Every line of the records below should be restated exactly.

### Data items
══════════

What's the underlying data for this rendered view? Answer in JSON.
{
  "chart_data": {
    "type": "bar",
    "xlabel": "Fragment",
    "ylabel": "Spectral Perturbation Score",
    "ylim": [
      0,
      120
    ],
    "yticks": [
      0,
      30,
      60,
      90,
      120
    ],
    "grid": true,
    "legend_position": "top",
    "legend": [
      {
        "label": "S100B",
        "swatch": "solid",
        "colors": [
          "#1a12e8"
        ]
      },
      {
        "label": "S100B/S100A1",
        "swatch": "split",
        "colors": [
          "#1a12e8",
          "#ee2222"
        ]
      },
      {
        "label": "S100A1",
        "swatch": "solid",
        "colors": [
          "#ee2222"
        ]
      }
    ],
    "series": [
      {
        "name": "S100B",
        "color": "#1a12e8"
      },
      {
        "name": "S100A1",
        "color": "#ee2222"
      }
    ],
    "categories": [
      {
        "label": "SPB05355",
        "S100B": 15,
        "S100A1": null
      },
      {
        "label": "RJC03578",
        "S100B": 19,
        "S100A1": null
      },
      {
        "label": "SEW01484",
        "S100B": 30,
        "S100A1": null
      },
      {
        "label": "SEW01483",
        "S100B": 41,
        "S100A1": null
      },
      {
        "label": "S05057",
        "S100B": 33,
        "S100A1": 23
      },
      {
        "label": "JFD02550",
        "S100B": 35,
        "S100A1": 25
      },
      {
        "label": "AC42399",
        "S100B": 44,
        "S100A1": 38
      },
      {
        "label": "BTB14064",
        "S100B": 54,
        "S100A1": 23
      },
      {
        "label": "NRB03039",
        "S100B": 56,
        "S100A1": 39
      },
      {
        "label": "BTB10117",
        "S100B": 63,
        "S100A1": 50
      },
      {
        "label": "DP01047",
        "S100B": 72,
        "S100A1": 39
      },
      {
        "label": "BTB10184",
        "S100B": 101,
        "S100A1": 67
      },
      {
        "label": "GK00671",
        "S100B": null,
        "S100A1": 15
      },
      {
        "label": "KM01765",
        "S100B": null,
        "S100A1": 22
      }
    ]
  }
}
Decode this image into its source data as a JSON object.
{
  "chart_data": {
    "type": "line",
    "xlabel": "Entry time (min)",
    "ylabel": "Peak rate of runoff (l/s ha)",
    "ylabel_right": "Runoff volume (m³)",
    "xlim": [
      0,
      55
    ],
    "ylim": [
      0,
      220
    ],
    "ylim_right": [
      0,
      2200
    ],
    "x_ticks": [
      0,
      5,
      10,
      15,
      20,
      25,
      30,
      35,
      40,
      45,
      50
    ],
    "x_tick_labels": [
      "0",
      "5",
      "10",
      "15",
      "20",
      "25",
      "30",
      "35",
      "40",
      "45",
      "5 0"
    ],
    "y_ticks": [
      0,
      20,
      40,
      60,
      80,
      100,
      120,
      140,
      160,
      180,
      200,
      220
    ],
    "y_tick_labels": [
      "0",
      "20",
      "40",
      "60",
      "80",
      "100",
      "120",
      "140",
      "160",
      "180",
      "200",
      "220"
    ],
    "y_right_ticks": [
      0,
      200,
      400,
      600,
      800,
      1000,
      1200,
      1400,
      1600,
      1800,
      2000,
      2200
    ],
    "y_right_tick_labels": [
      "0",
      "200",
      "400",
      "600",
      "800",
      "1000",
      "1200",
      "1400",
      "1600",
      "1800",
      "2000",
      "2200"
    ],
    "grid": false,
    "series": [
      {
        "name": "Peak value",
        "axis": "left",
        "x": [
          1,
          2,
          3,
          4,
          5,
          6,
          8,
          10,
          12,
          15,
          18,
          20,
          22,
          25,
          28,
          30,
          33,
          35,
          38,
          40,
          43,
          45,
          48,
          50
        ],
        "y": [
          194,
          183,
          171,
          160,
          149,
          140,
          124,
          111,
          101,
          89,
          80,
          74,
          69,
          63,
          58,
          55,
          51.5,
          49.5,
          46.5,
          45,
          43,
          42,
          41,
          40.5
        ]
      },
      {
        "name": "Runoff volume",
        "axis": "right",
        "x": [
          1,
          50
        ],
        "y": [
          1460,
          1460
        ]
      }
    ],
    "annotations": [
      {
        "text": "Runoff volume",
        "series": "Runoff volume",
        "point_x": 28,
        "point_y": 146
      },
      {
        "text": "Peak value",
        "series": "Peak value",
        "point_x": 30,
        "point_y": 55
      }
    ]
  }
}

══════════

### ANSWER BELOW
What's the underlying data for this rendered view? Answer in JSON.
{
  "chart_data": {
    "type": "bar",
    "xlabel": "Fragment",
    "ylabel": "Spectral Perturbation Score",
    "ylim": [
      0,
      120
    ],
    "yticks": [
      0,
      30,
      60,
      90,
      120
    ],
    "grid": true,
    "legend_position": "top",
    "legend": [
      {
        "label": "S100B",
        "swatch": "solid",
        "colors": [
          "#1a12e8"
        ]
      },
      {
        "label": "S100B/S100A1",
        "swatch": "split",
        "colors": [
          "#1a12e8",
          "#ee2222"
        ]
      },
      {
        "label": "S100A1",
        "swatch": "solid",
        "colors": [
          "#ee2222"
        ]
      }
    ],
    "series": [
      {
        "name": "S100B",
        "color": "#1a12e8"
      },
      {
        "name": "S100A1",
        "color": "#ee2222"
      }
    ],
    "categories": [
      {
        "label": "SPB05355",
        "S100B": 15,
        "S100A1": null
      },
      {
        "label": "RJC03578",
        "S100B": 19,
        "S100A1": null
      },
      {
        "label": "SEW01484",
        "S100B": 30,
        "S100A1": null
      },
      {
        "label": "SEW01483",
        "S100B": 41,
        "S100A1": null
      },
      {
        "label": "S05057",
        "S100B": 33,
        "S100A1": 23
      },
      {
        "label": "JFD02550",
        "S100B": 35,
        "S100A1": 25
      },
      {
        "label": "AC42399",
        "S100B": 44,
        "S100A1": 38
      },
      {
        "label": "BTB14064",
        "S100B": 54,
        "S100A1": 23
      },
      {
        "label": "NRB03039",
        "S100B": 56,
        "S100A1": 39
      },
      {
        "label": "BTB10117",
        "S100B": 63,
        "S100A1": 50
      },
      {
        "label": "DP01047",
        "S100B": 72,
        "S100A1": 39
      },
      {
        "label": "BTB10184",
        "S100B": 101,
        "S100A1": 67
      },
      {
        "label": "GK00671",
        "S100B": null,
        "S100A1": 15
      },
      {
        "label": "KM01765",
        "S100B": null,
        "S100A1": 22
      }
    ]
  }
}
Decode this image into its source data as a JSON object.
{
  "chart_data": {
    "type": "line",
    "xlabel": "Entry time (min)",
    "ylabel": "Peak rate of runoff (l/s ha)",
    "ylabel_right": "Runoff volume (m³)",
    "xlim": [
      0,
      55
    ],
    "ylim": [
      0,
      220
    ],
    "ylim_right": [
      0,
      2200
    ],
    "x_ticks": [
      0,
      5,
      10,
      15,
      20,
      25,
      30,
      35,
      40,
      45,
      50
    ],
    "x_tick_labels": [
      "0",
      "5",
      "10",
      "15",
      "20",
      "25",
      "30",
      "35",
      "40",
      "45",
      "5 0"
    ],
    "y_ticks": [
      0,
      20,
      40,
      60,
      80,
      100,
      120,
      140,
      160,
      180,
      200,
      220
    ],
    "y_tick_labels": [
      "0",
      "20",
      "40",
      "60",
      "80",
      "100",
      "120",
      "140",
      "160",
      "180",
      "200",
      "220"
    ],
    "y_right_ticks": [
      0,
      200,
      400,
      600,
      800,
      1000,
      1200,
      1400,
      1600,
      1800,
      2000,
      2200
    ],
    "y_right_tick_labels": [
      "0",
      "200",
      "400",
      "600",
      "800",
      "1000",
      "1200",
      "1400",
      "1600",
      "1800",
      "2000",
      "2200"
    ],
    "grid": false,
    "series": [
      {
        "name": "Peak value",
        "axis": "left",
        "x": [
          1,
          2,
          3,
          4,
          5,
          6,
          8,
          10,
          12,
          15,
          18,
          20,
          22,
          25,
          28,
          30,
          33,
          35,
          38,
          40,
          43,
          45,
          48,
          50
        ],
        "y": [
          194,
          183,
          171,
          160,
          149,
          140,
          124,
          111,
          101,
          89,
          80,
          74,
          69,
          63,
          58,
          55,
          51.5,
          49.5,
          46.5,
          45,
          43,
          42,
          41,
          40.5
        ]
      },
      {
        "name": "Runoff volume",
        "axis": "right",
        "x": [
          1,
          50
        ],
        "y": [
          1460,
          1460
        ]
      }
    ],
    "annotations": [
      {
        "text": "Runoff volume",
        "series": "Runoff volume",
        "point_x": 28,
        "point_y": 146
      },
      {
        "text": "Peak value",
        "series": "Peak value",
        "point_x": 30,
        "point_y": 55
      }
    ]
  }
}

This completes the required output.